>>>>>

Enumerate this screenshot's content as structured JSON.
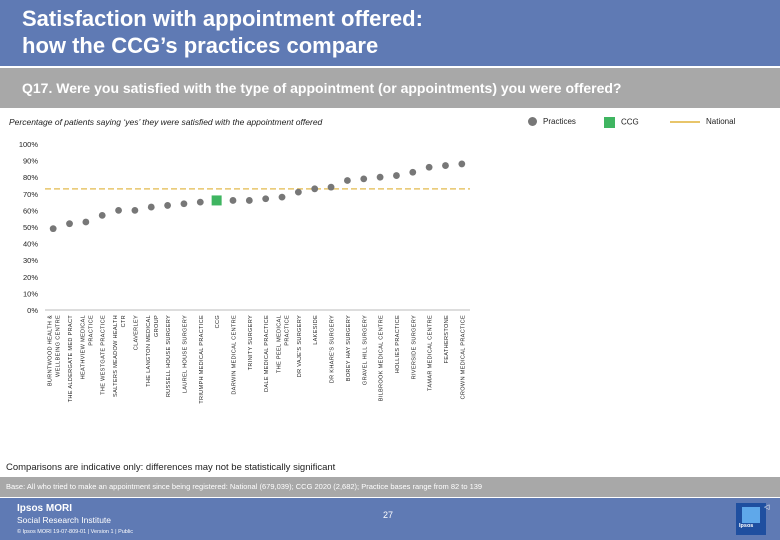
{
  "header": {
    "title_line1": "Satisfaction with appointment offered:",
    "title_line2": "how the CCG’s practices compare"
  },
  "question": "Q17. Were you satisfied with the type of appointment (or appointments) you were offered?",
  "subtitle": "Percentage of patients saying ‘yes’ they were satisfied with the appointment offered",
  "legend": {
    "practices": "Practices",
    "ccg": "CCG",
    "national": "National"
  },
  "colors": {
    "header": "#5f7ab4",
    "grey_bar": "#a8a8a8",
    "practice_dot": "#777777",
    "ccg_marker": "#3fb561",
    "national_line": "#e8c56a"
  },
  "chart_data": {
    "type": "scatter",
    "ylim": [
      0,
      100
    ],
    "yticks": [
      "0%",
      "10%",
      "20%",
      "30%",
      "40%",
      "50%",
      "60%",
      "70%",
      "80%",
      "90%",
      "100%"
    ],
    "national": 73,
    "categories": [
      "BURNTWOOD HEALTH & WELLBEING CENTRE",
      "THE ALDERGATE MED PRACT",
      "HEATHVIEW MEDICAL PRACTICE",
      "THE WESTGATE PRACTICE",
      "SALTERS MEADOW HEALTH CTR",
      "CLAVERLEY",
      "THE LANGTON MEDICAL GROUP",
      "RUSSELL HOUSE SURGERY",
      "LAUREL HOUSE SURGERY",
      "TRIUMPH MEDICAL PRACTICE",
      "CCG",
      "DARWIN MEDICAL CENTRE",
      "TRINITY SURGERY",
      "DALE MEDICAL PRACTICE",
      "THE PEEL MEDICAL PRACTICE",
      "DR VAJE'S SURGERY",
      "LAKESIDE",
      "DR KHARE'S SURGERY",
      "BOREY HAY SURGERY",
      "GRAVEL HILL SURGERY",
      "BILBROOK MEDICAL CENTRE",
      "HOLLIES PRACTICE",
      "RIVERSIDE SURGERY",
      "TAMAR MEDICAL CENTRE",
      "FEATHERSTONE",
      "CROWN MEDICAL PRACTICE"
    ],
    "values": [
      49,
      52,
      53,
      57,
      60,
      60,
      62,
      63,
      64,
      65,
      66,
      66,
      66,
      67,
      68,
      71,
      73,
      74,
      78,
      79,
      80,
      81,
      83,
      86,
      87,
      88
    ],
    "ccg_index": 10
  },
  "note": "Comparisons are indicative only: differences may not be statistically significant",
  "base": "Base: All who tried to make an appointment since being registered: National (679,039); CCG 2020 (2,682); Practice bases range from 82 to 139",
  "footer": {
    "brand1": "Ipsos MORI",
    "brand2": "Social Research Institute",
    "copy": "© Ipsos MORI    19-07-809-01 | Version 1 | Public",
    "page": "27",
    "logo_text": "Ipsos",
    "nav": "◁"
  }
}
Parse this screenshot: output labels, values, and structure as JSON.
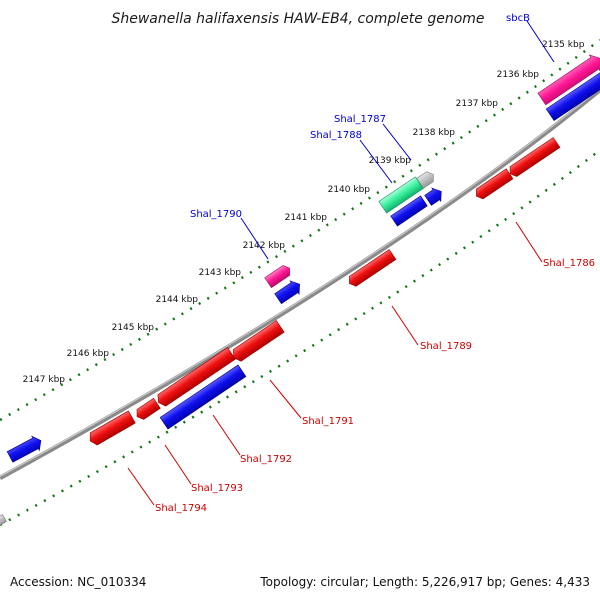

<<<<<

◆ EXERCISE GOAL: When you return the listing, keep each line exact and leave the pictures out.

◆ TASK RESPONSE:
Enumerate this screenshot's content as structured JSON.
{
  "header": {
    "title_line1": "Satisfaction with appointment offered:",
    "title_line2": "how the CCG’s practices compare"
  },
  "question": "Q17. Were you satisfied with the type of appointment (or appointments) you were offered?",
  "subtitle": "Percentage of patients saying ‘yes’ they were satisfied with the appointment offered",
  "legend": {
    "practices": "Practices",
    "ccg": "CCG",
    "national": "National"
  },
  "colors": {
    "header": "#5f7ab4",
    "grey_bar": "#a8a8a8",
    "practice_dot": "#777777",
    "ccg_marker": "#3fb561",
    "national_line": "#e8c56a"
  },
  "chart_data": {
    "type": "scatter",
    "ylim": [
      0,
      100
    ],
    "yticks": [
      "0%",
      "10%",
      "20%",
      "30%",
      "40%",
      "50%",
      "60%",
      "70%",
      "80%",
      "90%",
      "100%"
    ],
    "national": 73,
    "categories": [
      "BURNTWOOD HEALTH & WELLBEING CENTRE",
      "THE ALDERGATE MED PRACT",
      "HEATHVIEW MEDICAL PRACTICE",
      "THE WESTGATE PRACTICE",
      "SALTERS MEADOW HEALTH CTR",
      "CLAVERLEY",
      "THE LANGTON MEDICAL GROUP",
      "RUSSELL HOUSE SURGERY",
      "LAUREL HOUSE SURGERY",
      "TRIUMPH MEDICAL PRACTICE",
      "CCG",
      "DARWIN MEDICAL CENTRE",
      "TRINITY SURGERY",
      "DALE MEDICAL PRACTICE",
      "THE PEEL MEDICAL PRACTICE",
      "DR VAJE'S SURGERY",
      "LAKESIDE",
      "DR KHARE'S SURGERY",
      "BOREY HAY SURGERY",
      "GRAVEL HILL SURGERY",
      "BILBROOK MEDICAL CENTRE",
      "HOLLIES PRACTICE",
      "RIVERSIDE SURGERY",
      "TAMAR MEDICAL CENTRE",
      "FEATHERSTONE",
      "CROWN MEDICAL PRACTICE"
    ],
    "values": [
      49,
      52,
      53,
      57,
      60,
      60,
      62,
      63,
      64,
      65,
      66,
      66,
      66,
      67,
      68,
      71,
      73,
      74,
      78,
      79,
      80,
      81,
      83,
      86,
      87,
      88
    ],
    "ccg_index": 10
  },
  "note": "Comparisons are indicative only: differences may not be statistically significant",
  "base": "Base: All who tried to make an appointment since being registered: National (679,039); CCG 2020 (2,682); Practice bases range from 82 to 139",
  "footer": {
    "brand1": "Ipsos MORI",
    "brand2": "Social Research Institute",
    "copy": "© Ipsos MORI    19-07-809-01 | Version 1 | Public",
    "page": "27",
    "logo_text": "Ipsos",
    "nav": "◁"
  }
}
Parse this screenshot: output labels, values, and structure as JSON.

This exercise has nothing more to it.